- YOUR TASK -
Output each entry that follows exactly. Images stay out.

Start of RECORDS FOR PROCESSING

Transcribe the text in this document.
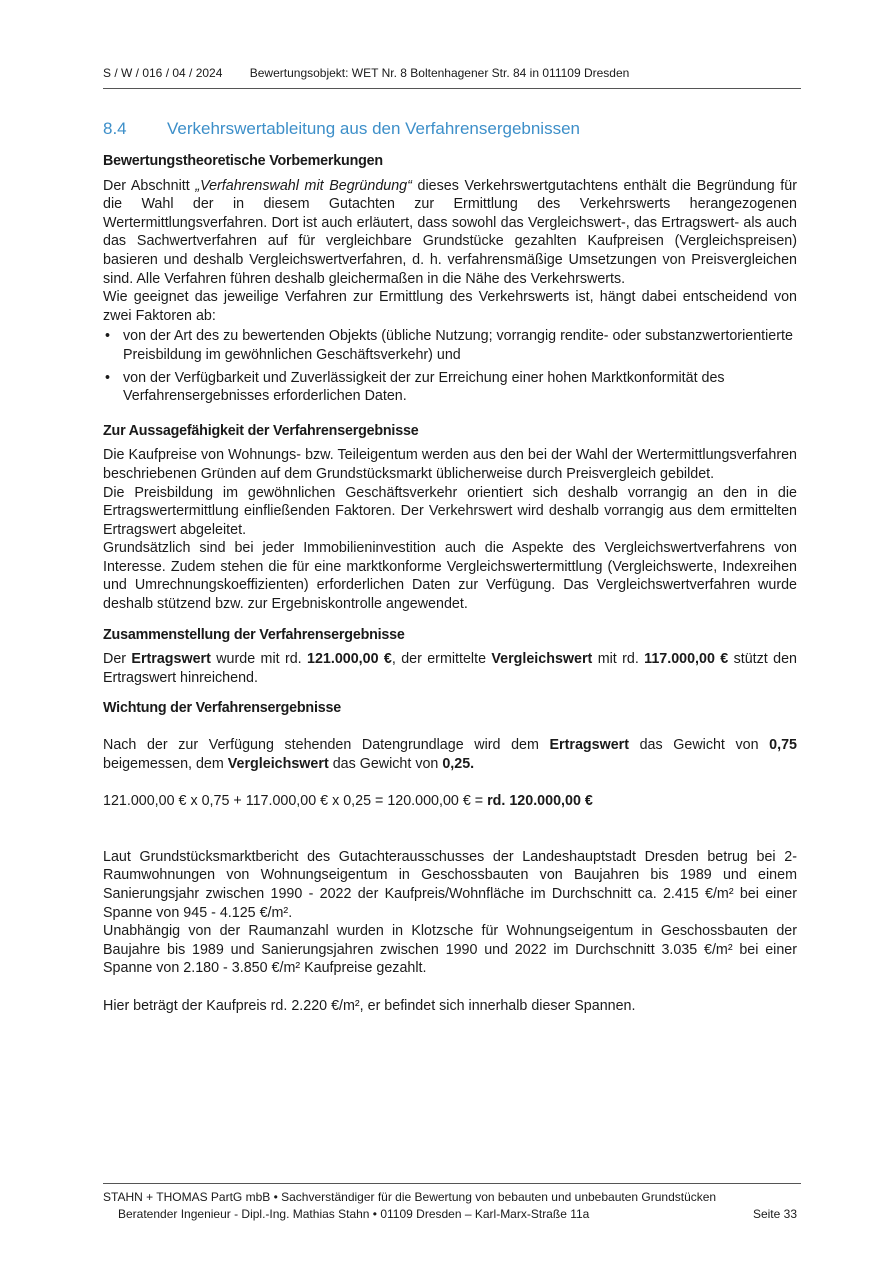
S / W / 016 / 04 / 2024 Bewertungsobjekt: WET Nr. 8 Boltenhagener Str. 84 in 011109 Dresden
8.4 Verkehrswertableitung aus den Verfahrensergebnissen
Bewertungstheoretische Vorbemerkungen

Der Abschnitt „Verfahrenswahl mit Begründung“ dieses Verkehrswertgutachtens enthält die Begründung für die Wahl der in diesem Gutachten zur Ermittlung des Verkehrswerts herangezogenen Wertermittlungsverfahren. Dort ist auch erläutert, dass sowohl das Vergleichswert-, das Ertragswert- als auch das Sachwertverfahren auf für vergleichbare Grundstücke gezahlten Kaufpreisen (Vergleichspreisen) basieren und deshalb Vergleichswertverfahren, d. h. verfahrensmäßige Umsetzungen von Preisvergleichen sind. Alle Verfahren führen deshalb gleichermaßen in die Nähe des Verkehrswerts.

Wie geeignet das jeweilige Verfahren zur Ermittlung des Verkehrswerts ist, hängt dabei entscheidend von zwei Faktoren ab:

• von der Art des zu bewertenden Objekts (übliche Nutzung; vorrangig rendite- oder substanzwertorientierte Preisbildung im gewöhnlichen Geschäftsverkehr) und
• von der Verfügbarkeit und Zuverlässigkeit der zur Erreichung einer hohen Marktkonformität des Verfahrensergebnisses erforderlichen Daten.
Zur Aussagefähigkeit der Verfahrensergebnisse

Die Kaufpreise von Wohnungs- bzw. Teileigentum werden aus den bei der Wahl der Wertermittlungsverfahren beschriebenen Gründen auf dem Grundstücksmarkt üblicherweise durch Preisvergleich gebildet.

Die Preisbildung im gewöhnlichen Geschäftsverkehr orientiert sich deshalb vorrangig an den in die Ertragswertermittlung einfließenden Faktoren. Der Verkehrswert wird deshalb vorrangig aus dem ermittelten Ertragswert abgeleitet.

Grundsätzlich sind bei jeder Immobilieninvestition auch die Aspekte des Vergleichswertverfahrens von Interesse. Zudem stehen die für eine marktkonforme Vergleichswertermittlung (Vergleichswerte, Indexreihen und Umrechnungskoeffizienten) erforderlichen Daten zur Verfügung. Das Vergleichswertverfahren wurde deshalb stützend bzw. zur Ergebniskontrolle angewendet.

Zusammenstellung der Verfahrensergebnisse

Der Ertragswert wurde mit rd. 121.000,00 €, der ermittelte Vergleichswert mit rd. 117.000,00 € stützt den Ertragswert hinreichend.

Wichtung der Verfahrensergebnisse

Nach der zur Verfügung stehenden Datengrundlage wird dem Ertragswert das Gewicht von 0,75 beigemessen, dem Vergleichswert das Gewicht von 0,25.

121.000,00 € x 0,75 + 117.000,00 € x 0,25 = 120.000,00 € = rd. 120.000,00 €

Laut Grundstücksmarktbericht des Gutachterausschusses der Landeshauptstadt Dresden betrug bei 2-Raumwohnungen von Wohnungseigentum in Geschossbauten von Baujahren bis 1989 und einem Sanierungsjahr zwischen 1990 - 2022 der Kaufpreis/Wohnfläche im Durchschnitt ca. 2.415 €/m² bei einer Spanne von 945 - 4.125 €/m².

Unabhängig von der Raumanzahl wurden in Klotzsche für Wohnungseigentum in Geschossbauten der Baujahre bis 1989 und Sanierungsjahren zwischen 1990 und 2022 im Durchschnitt 3.035 €/m² bei einer Spanne von 2.180 - 3.850 €/m² Kaufpreise gezahlt.

Hier beträgt der Kaufpreis rd. 2.220 €/m², er befindet sich innerhalb dieser Spannen.

STAHN + THOMAS PartG mbB • Sachverständiger für die Bewertung von bebauten und unbebauten Grundstücken
Beratender Ingenieur - Dipl.-Ing. Mathias Stahn • 01109 Dresden – Karl-Marx-Straße 11a	Seite 33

End of RECORDS FOR PROCESSING

- THE OUTPUT -
Transcribe the text in this document.
S / W / 016 / 04 / 2024 Bewertungsobjekt: WET Nr. 8 Boltenhagener Str. 84 in 011109 Dresden
8.4 Verkehrswertableitung aus den Verfahrensergebnissen
Bewertungstheoretische Vorbemerkungen

Der Abschnitt „Verfahrenswahl mit Begründung“ dieses Verkehrswertgutachtens enthält die Begründung für die Wahl der in diesem Gutachten zur Ermittlung des Verkehrswerts herangezogenen Wertermittlungsverfahren. Dort ist auch erläutert, dass sowohl das Vergleichswert-, das Ertragswert- als auch das Sachwertverfahren auf für vergleichbare Grundstücke gezahlten Kaufpreisen (Vergleichspreisen) basieren und deshalb Vergleichswertverfahren, d. h. verfahrensmäßige Umsetzungen von Preisvergleichen sind. Alle Verfahren führen deshalb gleichermaßen in die Nähe des Verkehrswerts.

Wie geeignet das jeweilige Verfahren zur Ermittlung des Verkehrswerts ist, hängt dabei entscheidend von zwei Faktoren ab:

• von der Art des zu bewertenden Objekts (übliche Nutzung; vorrangig rendite- oder substanzwertorientierte Preisbildung im gewöhnlichen Geschäftsverkehr) und
• von der Verfügbarkeit und Zuverlässigkeit der zur Erreichung einer hohen Marktkonformität des Verfahrensergebnisses erforderlichen Daten.
Zur Aussagefähigkeit der Verfahrensergebnisse

Die Kaufpreise von Wohnungs- bzw. Teileigentum werden aus den bei der Wahl der Wertermittlungsverfahren beschriebenen Gründen auf dem Grundstücksmarkt üblicherweise durch Preisvergleich gebildet.

Die Preisbildung im gewöhnlichen Geschäftsverkehr orientiert sich deshalb vorrangig an den in die Ertragswertermittlung einfließenden Faktoren. Der Verkehrswert wird deshalb vorrangig aus dem ermittelten Ertragswert abgeleitet.

Grundsätzlich sind bei jeder Immobilieninvestition auch die Aspekte des Vergleichswertverfahrens von Interesse. Zudem stehen die für eine marktkonforme Vergleichswertermittlung (Vergleichswerte, Indexreihen und Umrechnungskoeffizienten) erforderlichen Daten zur Verfügung. Das Vergleichswertverfahren wurde deshalb stützend bzw. zur Ergebniskontrolle angewendet.

Zusammenstellung der Verfahrensergebnisse

Der Ertragswert wurde mit rd. 121.000,00 €, der ermittelte Vergleichswert mit rd. 117.000,00 € stützt den Ertragswert hinreichend.

Wichtung der Verfahrensergebnisse

Nach der zur Verfügung stehenden Datengrundlage wird dem Ertragswert das Gewicht von 0,75 beigemessen, dem Vergleichswert das Gewicht von 0,25.

121.000,00 € x 0,75 + 117.000,00 € x 0,25 = 120.000,00 € = rd. 120.000,00 €

Laut Grundstücksmarktbericht des Gutachterausschusses der Landeshauptstadt Dresden betrug bei 2-Raumwohnungen von Wohnungseigentum in Geschossbauten von Baujahren bis 1989 und einem Sanierungsjahr zwischen 1990 - 2022 der Kaufpreis/Wohnfläche im Durchschnitt ca. 2.415 €/m² bei einer Spanne von 945 - 4.125 €/m².

Unabhängig von der Raumanzahl wurden in Klotzsche für Wohnungseigentum in Geschossbauten der Baujahre bis 1989 und Sanierungsjahren zwischen 1990 und 2022 im Durchschnitt 3.035 €/m² bei einer Spanne von 2.180 - 3.850 €/m² Kaufpreise gezahlt.

Hier beträgt der Kaufpreis rd. 2.220 €/m², er befindet sich innerhalb dieser Spannen.

STAHN + THOMAS PartG mbB • Sachverständiger für die Bewertung von bebauten und unbebauten Grundstücken
Beratender Ingenieur - Dipl.-Ing. Mathias Stahn • 01109 Dresden – Karl-Marx-Straße 11a	Seite 33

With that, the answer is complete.